** start of Task inputs **

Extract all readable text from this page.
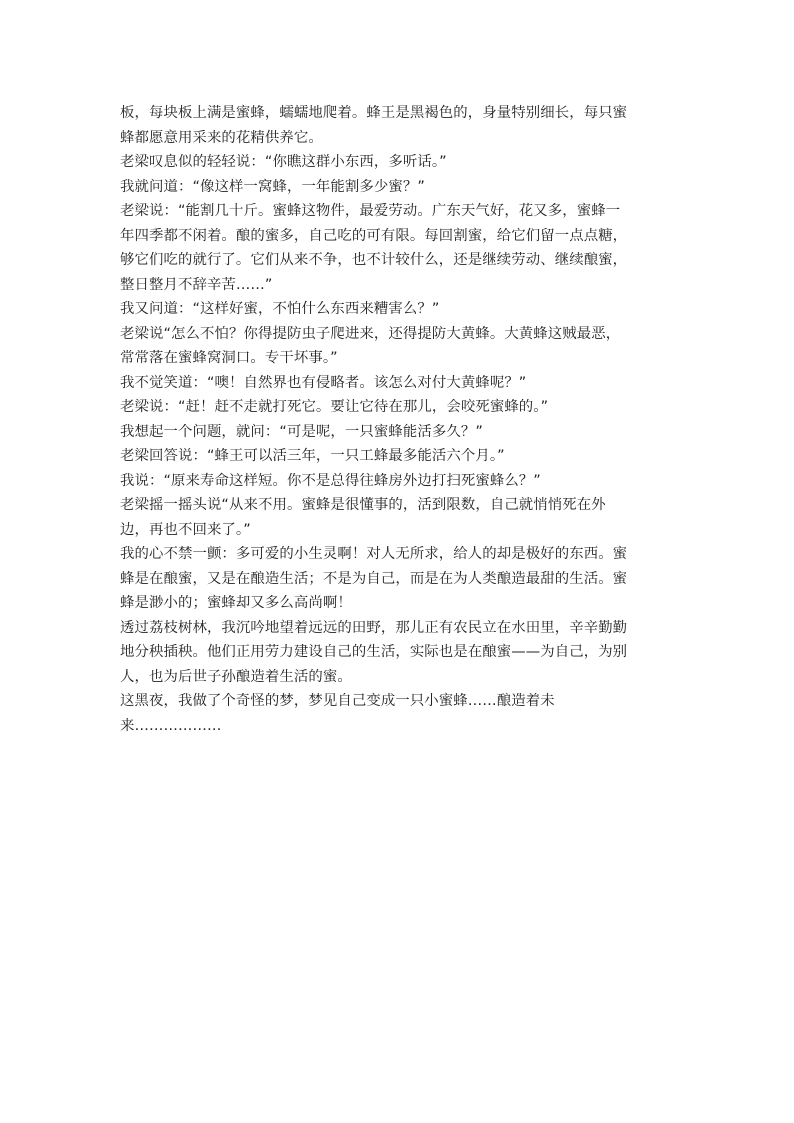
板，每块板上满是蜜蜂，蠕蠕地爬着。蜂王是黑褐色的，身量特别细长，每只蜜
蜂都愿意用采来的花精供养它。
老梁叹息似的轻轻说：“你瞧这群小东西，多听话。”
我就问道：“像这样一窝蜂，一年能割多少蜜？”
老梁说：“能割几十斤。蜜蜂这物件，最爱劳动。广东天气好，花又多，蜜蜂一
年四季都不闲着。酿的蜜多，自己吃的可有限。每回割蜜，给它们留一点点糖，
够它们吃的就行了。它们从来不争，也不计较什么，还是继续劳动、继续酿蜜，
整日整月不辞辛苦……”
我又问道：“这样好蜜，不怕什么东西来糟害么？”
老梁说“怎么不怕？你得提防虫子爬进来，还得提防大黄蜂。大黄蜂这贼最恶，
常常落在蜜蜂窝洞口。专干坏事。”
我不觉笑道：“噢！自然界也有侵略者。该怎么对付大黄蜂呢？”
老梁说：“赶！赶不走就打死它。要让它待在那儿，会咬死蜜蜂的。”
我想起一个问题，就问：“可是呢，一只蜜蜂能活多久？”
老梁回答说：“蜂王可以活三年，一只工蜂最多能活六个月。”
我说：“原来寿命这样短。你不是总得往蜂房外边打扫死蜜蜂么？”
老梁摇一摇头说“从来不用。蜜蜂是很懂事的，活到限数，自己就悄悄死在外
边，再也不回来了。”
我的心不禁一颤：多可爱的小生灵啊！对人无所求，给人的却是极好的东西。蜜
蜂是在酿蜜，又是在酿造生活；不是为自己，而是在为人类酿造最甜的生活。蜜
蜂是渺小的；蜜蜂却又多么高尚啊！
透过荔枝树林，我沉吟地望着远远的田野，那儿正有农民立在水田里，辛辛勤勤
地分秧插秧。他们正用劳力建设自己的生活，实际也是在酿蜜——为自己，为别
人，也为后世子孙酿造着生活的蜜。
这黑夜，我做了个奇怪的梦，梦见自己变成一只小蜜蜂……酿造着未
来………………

** end of Task inputs **

## Problem
Strip the images and reproduce the remaining records precisely.

## Written solution
Extract all readable text from this page.
板，每块板上满是蜜蜂，蠕蠕地爬着。蜂王是黑褐色的，身量特别细长，每只蜜
蜂都愿意用采来的花精供养它。
老梁叹息似的轻轻说：“你瞧这群小东西，多听话。”
我就问道：“像这样一窝蜂，一年能割多少蜜？”
老梁说：“能割几十斤。蜜蜂这物件，最爱劳动。广东天气好，花又多，蜜蜂一
年四季都不闲着。酿的蜜多，自己吃的可有限。每回割蜜，给它们留一点点糖，
够它们吃的就行了。它们从来不争，也不计较什么，还是继续劳动、继续酿蜜，
整日整月不辞辛苦……”
我又问道：“这样好蜜，不怕什么东西来糟害么？”
老梁说“怎么不怕？你得提防虫子爬进来，还得提防大黄蜂。大黄蜂这贼最恶，
常常落在蜜蜂窝洞口。专干坏事。”
我不觉笑道：“噢！自然界也有侵略者。该怎么对付大黄蜂呢？”
老梁说：“赶！赶不走就打死它。要让它待在那儿，会咬死蜜蜂的。”
我想起一个问题，就问：“可是呢，一只蜜蜂能活多久？”
老梁回答说：“蜂王可以活三年，一只工蜂最多能活六个月。”
我说：“原来寿命这样短。你不是总得往蜂房外边打扫死蜜蜂么？”
老梁摇一摇头说“从来不用。蜜蜂是很懂事的，活到限数，自己就悄悄死在外
边，再也不回来了。”
我的心不禁一颤：多可爱的小生灵啊！对人无所求，给人的却是极好的东西。蜜
蜂是在酿蜜，又是在酿造生活；不是为自己，而是在为人类酿造最甜的生活。蜜
蜂是渺小的；蜜蜂却又多么高尚啊！
透过荔枝树林，我沉吟地望着远远的田野，那儿正有农民立在水田里，辛辛勤勤
地分秧插秧。他们正用劳力建设自己的生活，实际也是在酿蜜——为自己，为别
人，也为后世子孙酿造着生活的蜜。
这黑夜，我做了个奇怪的梦，梦见自己变成一只小蜜蜂……酿造着未
来………………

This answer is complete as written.